• [The request]:
Find the lines holding the word "Income" and collect them.

• [Dataset records]:

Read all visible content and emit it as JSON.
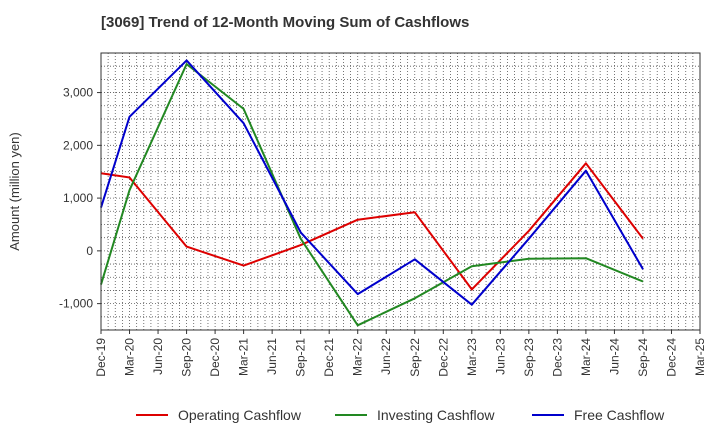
{
  "chart_data": {
    "type": "line",
    "title": "[3069]  Trend of 12-Month Moving Sum of Cashflows",
    "xlabel": "",
    "ylabel": "Amount (million yen)",
    "categories": [
      "Dec-19",
      "Mar-20",
      "Jun-20",
      "Sep-20",
      "Dec-20",
      "Mar-21",
      "Jun-21",
      "Sep-21",
      "Dec-21",
      "Mar-22",
      "Jun-22",
      "Sep-22",
      "Dec-22",
      "Mar-23",
      "Jun-23",
      "Sep-23",
      "Dec-23",
      "Mar-24",
      "Jun-24",
      "Sep-24",
      "Dec-24",
      "Mar-25"
    ],
    "ylim": [
      -1500,
      3750
    ],
    "yticks": [
      -1000,
      0,
      1000,
      2000,
      3000
    ],
    "ytick_labels": [
      "-1,000",
      "0",
      "1,000",
      "2,000",
      "3,000"
    ],
    "grid": true,
    "legend_position": "bottom",
    "series": [
      {
        "name": "Operating Cashflow",
        "color": "#dd0000",
        "points": [
          [
            "Dec-19",
            1470
          ],
          [
            "Mar-20",
            1390
          ],
          [
            "Sep-20",
            80
          ],
          [
            "Mar-21",
            -280
          ],
          [
            "Sep-21",
            110
          ],
          [
            "Mar-22",
            590
          ],
          [
            "Sep-22",
            730
          ],
          [
            "Mar-23",
            -730
          ],
          [
            "Sep-23",
            380
          ],
          [
            "Mar-24",
            1660
          ],
          [
            "Sep-24",
            230
          ]
        ]
      },
      {
        "name": "Investing Cashflow",
        "color": "#228822",
        "points": [
          [
            "Dec-19",
            -640
          ],
          [
            "Mar-20",
            1150
          ],
          [
            "Sep-20",
            3540
          ],
          [
            "Mar-21",
            2690
          ],
          [
            "Sep-21",
            230
          ],
          [
            "Mar-22",
            -1410
          ],
          [
            "Sep-22",
            -900
          ],
          [
            "Mar-23",
            -290
          ],
          [
            "Sep-23",
            -150
          ],
          [
            "Mar-24",
            -140
          ],
          [
            "Sep-24",
            -580
          ]
        ]
      },
      {
        "name": "Free Cashflow",
        "color": "#0000cc",
        "points": [
          [
            "Dec-19",
            820
          ],
          [
            "Mar-20",
            2540
          ],
          [
            "Sep-20",
            3610
          ],
          [
            "Mar-21",
            2420
          ],
          [
            "Sep-21",
            350
          ],
          [
            "Mar-22",
            -820
          ],
          [
            "Sep-22",
            -160
          ],
          [
            "Mar-23",
            -1020
          ],
          [
            "Sep-23",
            230
          ],
          [
            "Mar-24",
            1520
          ],
          [
            "Sep-24",
            -350
          ]
        ]
      }
    ]
  }
}
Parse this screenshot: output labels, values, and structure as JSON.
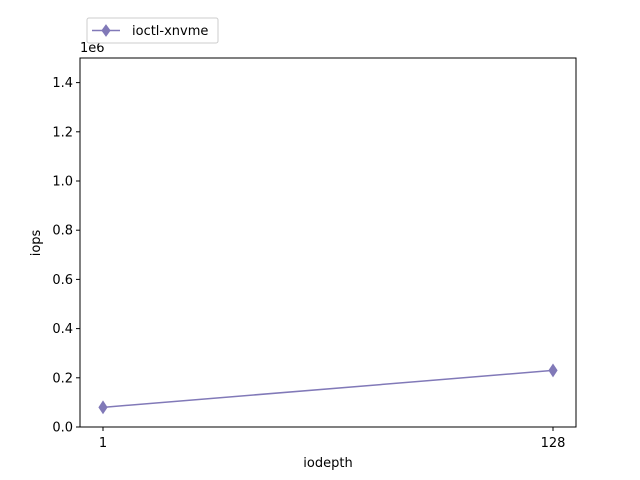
{
  "chart_data": {
    "type": "line",
    "xlabel": "iodepth",
    "ylabel": "iops",
    "y_offset_label": "1e6",
    "x_tick_labels": [
      "1",
      "128"
    ],
    "y_tick_labels": [
      "0.0",
      "0.2",
      "0.4",
      "0.6",
      "0.8",
      "1.0",
      "1.2",
      "1.4"
    ],
    "ylim": [
      0,
      1.5
    ],
    "y_ticks": [
      0.0,
      0.2,
      0.4,
      0.6,
      0.8,
      1.0,
      1.2,
      1.4
    ],
    "legend_position": "above-top-left",
    "grid": false,
    "series": [
      {
        "name": "ioctl-xnvme",
        "marker": "thin-diamond",
        "color": "#8179b8",
        "x": [
          "1",
          "128"
        ],
        "values": [
          0.08,
          0.23
        ]
      }
    ]
  }
}
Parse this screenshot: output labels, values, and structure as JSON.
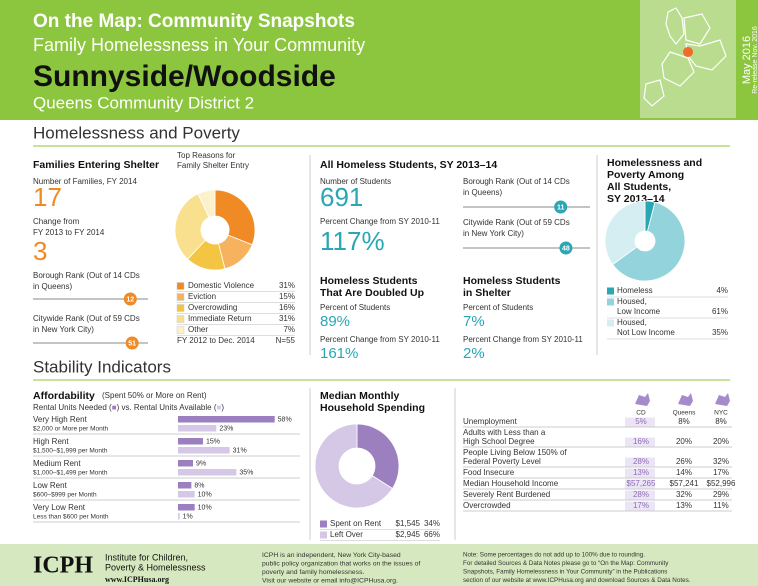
{
  "header": {
    "title": "On the Map: Community Snapshots",
    "subtitle": "Family Homelessness in Your Community",
    "community": "Sunnyside/Woodside",
    "district": "Queens Community District 2",
    "date": "May 2016",
    "rerelease": "Re-release Nov. 2016"
  },
  "section1": "Homelessness and Poverty",
  "families": {
    "title": "Families Entering Shelter",
    "count_label": "Number of Families, FY 2014",
    "count": "17",
    "change_label": [
      "Change from",
      "FY 2013 to FY 2014"
    ],
    "change": "3",
    "borough_rank": {
      "label": [
        "Borough Rank (Out of 14 CDs",
        "in Queens)"
      ],
      "value": 12,
      "xlim": [
        1,
        14
      ]
    },
    "citywide_rank": {
      "label": [
        "Citywide Rank (Out of 59 CDs",
        "in New York City)"
      ],
      "value": 51,
      "xlim": [
        1,
        59
      ]
    }
  },
  "reasons_chart": {
    "type": "pie",
    "title": [
      "Top Reasons for",
      "Family Shelter Entry"
    ],
    "categories": [
      "Domestic Violence",
      "Eviction",
      "Overcrowding",
      "Immediate Return",
      "Other"
    ],
    "values": [
      31,
      15,
      16,
      31,
      7
    ],
    "value_labels": [
      "31%",
      "15%",
      "16%",
      "31%",
      "7%"
    ],
    "colors": [
      "#f08a24",
      "#f6b25e",
      "#f4c542",
      "#f9e08e",
      "#fdf1cc"
    ],
    "note": "FY 2012 to Dec. 2014",
    "n": "N=55"
  },
  "students": {
    "title": "All Homeless Students, SY 2013–14",
    "count_label": "Number of Students",
    "count": "691",
    "change_label": "Percent Change from SY 2010-11",
    "change": "117%",
    "borough_rank": {
      "label": [
        "Borough Rank (Out of 14 CDs",
        "in Queens)"
      ],
      "value": 11,
      "xlim": [
        1,
        14
      ]
    },
    "citywide_rank": {
      "label": [
        "Citywide Rank (Out of 59 CDs",
        "in New York City)"
      ],
      "value": 48,
      "xlim": [
        1,
        59
      ]
    },
    "doubled_up": {
      "title": [
        "Homeless Students",
        "That Are Doubled Up"
      ],
      "pct_label": "Percent of Students",
      "pct": "89%",
      "change_label": "Percent Change from SY 2010-11",
      "change": "161%"
    },
    "shelter": {
      "title": [
        "Homeless Students",
        "in Shelter"
      ],
      "pct_label": "Percent of Students",
      "pct": "7%",
      "change_label": "Percent Change from SY 2010-11",
      "change": "2%"
    }
  },
  "poverty_chart": {
    "type": "pie",
    "title": [
      "Homelessness and",
      "Poverty Among",
      "All Students,",
      "SY 2013–14"
    ],
    "categories": [
      [
        "Homeless"
      ],
      [
        "Housed,",
        "Low Income"
      ],
      [
        "Housed,",
        "Not Low Income"
      ]
    ],
    "values": [
      4,
      61,
      35
    ],
    "value_labels": [
      "4%",
      "61%",
      "35%"
    ],
    "colors": [
      "#2aa6b4",
      "#93d3dc",
      "#d5eef2"
    ]
  },
  "section2": "Stability Indicators",
  "affordability": {
    "type": "bar",
    "title": "Affordability",
    "title_note": "(Spent 50% or More on Rent)",
    "legend_connectors": [
      " (",
      ") vs. ",
      " (",
      ")"
    ],
    "categories": [
      [
        "Very High Rent",
        "$2,000 or More per Month"
      ],
      [
        "High Rent",
        "$1,500–$1,999 per Month"
      ],
      [
        "Medium Rent",
        "$1,000–$1,499 per Month"
      ],
      [
        "Low Rent",
        "$600–$999 per Month"
      ],
      [
        "Very Low Rent",
        "Less than $600 per Month"
      ]
    ],
    "xlim": [
      0,
      60
    ],
    "series": [
      {
        "name": "Rental Units Needed",
        "color": "#9b7fbf",
        "values": [
          58,
          15,
          9,
          8,
          10
        ],
        "value_labels": [
          "58%",
          "15%",
          "9%",
          "8%",
          "10%"
        ]
      },
      {
        "name": "Rental Units Available",
        "color": "#d5c8e6",
        "values": [
          23,
          31,
          35,
          10,
          1
        ],
        "value_labels": [
          "23%",
          "31%",
          "35%",
          "10%",
          "1%"
        ]
      }
    ]
  },
  "spending": {
    "type": "pie",
    "title": [
      "Median Monthly",
      "Household Spending"
    ],
    "categories": [
      "Spent on Rent",
      "Left Over"
    ],
    "amounts": [
      "$1,545",
      "$2,945"
    ],
    "values": [
      34,
      66
    ],
    "value_labels": [
      "34%",
      "66%"
    ],
    "colors": [
      "#9b7fbf",
      "#d5c8e6"
    ]
  },
  "indicators": {
    "columns": [
      "CD",
      "Queens",
      "NYC"
    ],
    "rows": [
      [
        [
          "Unemployment"
        ],
        "5%",
        "8%",
        "8%"
      ],
      [
        [
          "Adults with Less than a",
          "High School Degree"
        ],
        "16%",
        "20%",
        "20%"
      ],
      [
        [
          "People Living Below 150% of",
          "Federal Poverty Level"
        ],
        "28%",
        "26%",
        "32%"
      ],
      [
        [
          "Food Insecure"
        ],
        "13%",
        "14%",
        "17%"
      ],
      [
        [
          "Median Household Income"
        ],
        "$57,265",
        "$57,241",
        "$52,996"
      ],
      [
        [
          "Severely Rent Burdened"
        ],
        "28%",
        "32%",
        "29%"
      ],
      [
        [
          "Overcrowded"
        ],
        "17%",
        "13%",
        "11%"
      ]
    ]
  },
  "footer": {
    "logo": "ICPH",
    "institute": [
      "Institute for Children,",
      "Poverty & Homelessness"
    ],
    "url": "www.ICPHusa.org",
    "about": [
      "ICPH is an independent, New York City-based",
      "public policy organization that works on the issues of",
      "poverty and family homelessness.",
      "Visit our website or email info@ICPHusa.org."
    ],
    "notes": [
      "Note: Some percentages do not add up to 100% due to rounding.",
      "For detailed Sources & Data Notes please go to “On the Map: Community",
      "Snapshots, Family Homelessness in Your Community” in the Publications",
      "section of our website at www.ICPHusa.org and download Sources & Data Notes."
    ]
  }
}
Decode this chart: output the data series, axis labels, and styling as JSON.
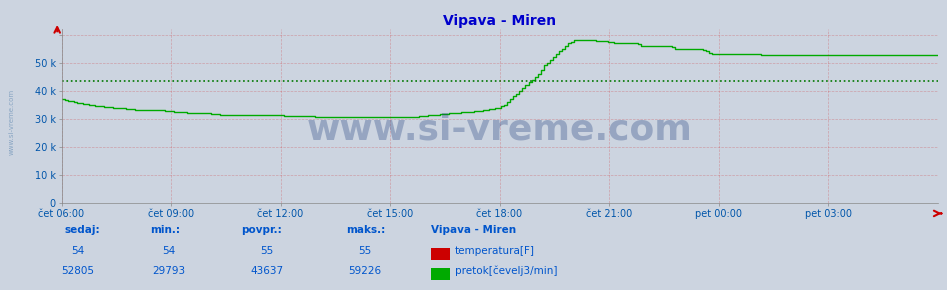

• [Full solution]:
        "Low Income"
        "Not Low Income"
          "Median Household Income"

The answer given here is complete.